* [Collection entries]:
>> START
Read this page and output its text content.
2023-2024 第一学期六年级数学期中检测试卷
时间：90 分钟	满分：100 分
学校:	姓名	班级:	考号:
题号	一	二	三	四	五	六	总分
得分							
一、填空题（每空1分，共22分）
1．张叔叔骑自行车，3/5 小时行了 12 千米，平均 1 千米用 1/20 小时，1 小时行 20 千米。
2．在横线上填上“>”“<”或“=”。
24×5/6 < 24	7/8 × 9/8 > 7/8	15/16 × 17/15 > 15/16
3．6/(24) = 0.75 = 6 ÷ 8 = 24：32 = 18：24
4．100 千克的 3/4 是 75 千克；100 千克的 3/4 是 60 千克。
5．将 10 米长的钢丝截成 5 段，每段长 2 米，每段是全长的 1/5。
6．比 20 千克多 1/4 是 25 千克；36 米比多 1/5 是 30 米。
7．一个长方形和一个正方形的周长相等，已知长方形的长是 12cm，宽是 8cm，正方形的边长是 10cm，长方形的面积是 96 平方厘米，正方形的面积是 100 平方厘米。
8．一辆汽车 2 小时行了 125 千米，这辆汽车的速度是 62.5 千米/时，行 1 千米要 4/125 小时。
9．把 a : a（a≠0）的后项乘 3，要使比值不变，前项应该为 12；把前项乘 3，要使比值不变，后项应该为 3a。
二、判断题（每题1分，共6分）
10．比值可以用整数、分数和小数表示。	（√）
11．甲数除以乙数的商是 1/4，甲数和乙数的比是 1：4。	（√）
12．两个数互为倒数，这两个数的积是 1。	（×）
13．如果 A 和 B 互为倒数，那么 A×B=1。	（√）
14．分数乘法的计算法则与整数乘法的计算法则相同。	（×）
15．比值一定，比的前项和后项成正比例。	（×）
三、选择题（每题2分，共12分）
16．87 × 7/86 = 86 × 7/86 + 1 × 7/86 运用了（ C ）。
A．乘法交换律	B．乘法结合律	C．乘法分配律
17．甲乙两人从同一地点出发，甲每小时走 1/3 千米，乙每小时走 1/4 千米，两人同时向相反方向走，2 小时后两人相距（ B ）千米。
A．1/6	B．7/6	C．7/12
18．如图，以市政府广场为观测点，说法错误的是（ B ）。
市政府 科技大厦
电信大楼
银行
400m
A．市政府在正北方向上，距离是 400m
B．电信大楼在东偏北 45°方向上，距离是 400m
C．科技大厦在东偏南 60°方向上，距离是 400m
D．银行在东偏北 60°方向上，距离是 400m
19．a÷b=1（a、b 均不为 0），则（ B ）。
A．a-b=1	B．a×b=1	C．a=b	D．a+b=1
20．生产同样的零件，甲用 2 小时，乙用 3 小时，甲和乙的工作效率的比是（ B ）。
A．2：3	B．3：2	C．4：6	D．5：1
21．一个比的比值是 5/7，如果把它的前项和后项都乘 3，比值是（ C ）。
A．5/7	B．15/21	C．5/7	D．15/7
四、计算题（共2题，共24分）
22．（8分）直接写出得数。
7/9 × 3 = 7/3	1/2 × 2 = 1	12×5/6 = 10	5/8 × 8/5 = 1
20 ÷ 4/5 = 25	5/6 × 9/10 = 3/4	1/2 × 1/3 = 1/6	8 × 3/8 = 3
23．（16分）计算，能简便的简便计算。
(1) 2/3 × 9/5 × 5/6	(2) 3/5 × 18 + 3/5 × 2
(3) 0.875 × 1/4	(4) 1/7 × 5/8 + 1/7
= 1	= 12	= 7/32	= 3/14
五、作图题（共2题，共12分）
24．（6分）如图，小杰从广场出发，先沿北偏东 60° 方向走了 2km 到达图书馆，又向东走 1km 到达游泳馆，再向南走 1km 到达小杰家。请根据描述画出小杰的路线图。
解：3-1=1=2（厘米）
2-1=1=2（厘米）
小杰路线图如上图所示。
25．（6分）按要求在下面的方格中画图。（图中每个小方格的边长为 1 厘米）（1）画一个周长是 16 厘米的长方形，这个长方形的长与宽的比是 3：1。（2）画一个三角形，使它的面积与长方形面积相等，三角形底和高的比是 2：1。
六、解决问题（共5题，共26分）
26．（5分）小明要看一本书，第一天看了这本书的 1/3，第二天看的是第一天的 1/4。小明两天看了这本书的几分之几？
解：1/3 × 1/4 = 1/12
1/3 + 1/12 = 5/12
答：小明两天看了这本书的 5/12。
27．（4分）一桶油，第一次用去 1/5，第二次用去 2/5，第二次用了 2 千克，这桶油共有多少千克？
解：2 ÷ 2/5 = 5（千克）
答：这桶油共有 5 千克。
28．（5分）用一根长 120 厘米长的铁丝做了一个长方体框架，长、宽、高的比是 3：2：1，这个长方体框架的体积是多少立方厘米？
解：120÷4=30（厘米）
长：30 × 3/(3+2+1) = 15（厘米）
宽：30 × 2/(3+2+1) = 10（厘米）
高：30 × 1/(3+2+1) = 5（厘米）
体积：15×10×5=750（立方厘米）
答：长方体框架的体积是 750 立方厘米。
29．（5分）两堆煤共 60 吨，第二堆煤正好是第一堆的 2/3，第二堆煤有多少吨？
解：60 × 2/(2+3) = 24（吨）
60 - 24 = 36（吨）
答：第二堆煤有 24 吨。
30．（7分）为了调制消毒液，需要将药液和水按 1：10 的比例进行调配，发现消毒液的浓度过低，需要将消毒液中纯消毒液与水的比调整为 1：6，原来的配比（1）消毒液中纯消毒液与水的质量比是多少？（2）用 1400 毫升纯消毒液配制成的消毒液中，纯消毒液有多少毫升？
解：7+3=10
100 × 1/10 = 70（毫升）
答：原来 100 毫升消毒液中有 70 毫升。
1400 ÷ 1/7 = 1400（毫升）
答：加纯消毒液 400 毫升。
>> END
* [WORK TO COMPLETE]: From the entries, report each line that includes the word "小时行了".

* [RIGHT ANSWER]:
1．张叔叔骑自行车，3/5 小时行了 12 千米，平均 1 千米用 1/20 小时，1 小时行 20 千米。
8．一辆汽车 2 小时行了 125 千米，这辆汽车的速度是 62.5 千米/时，行 1 千米要 4/125 小时。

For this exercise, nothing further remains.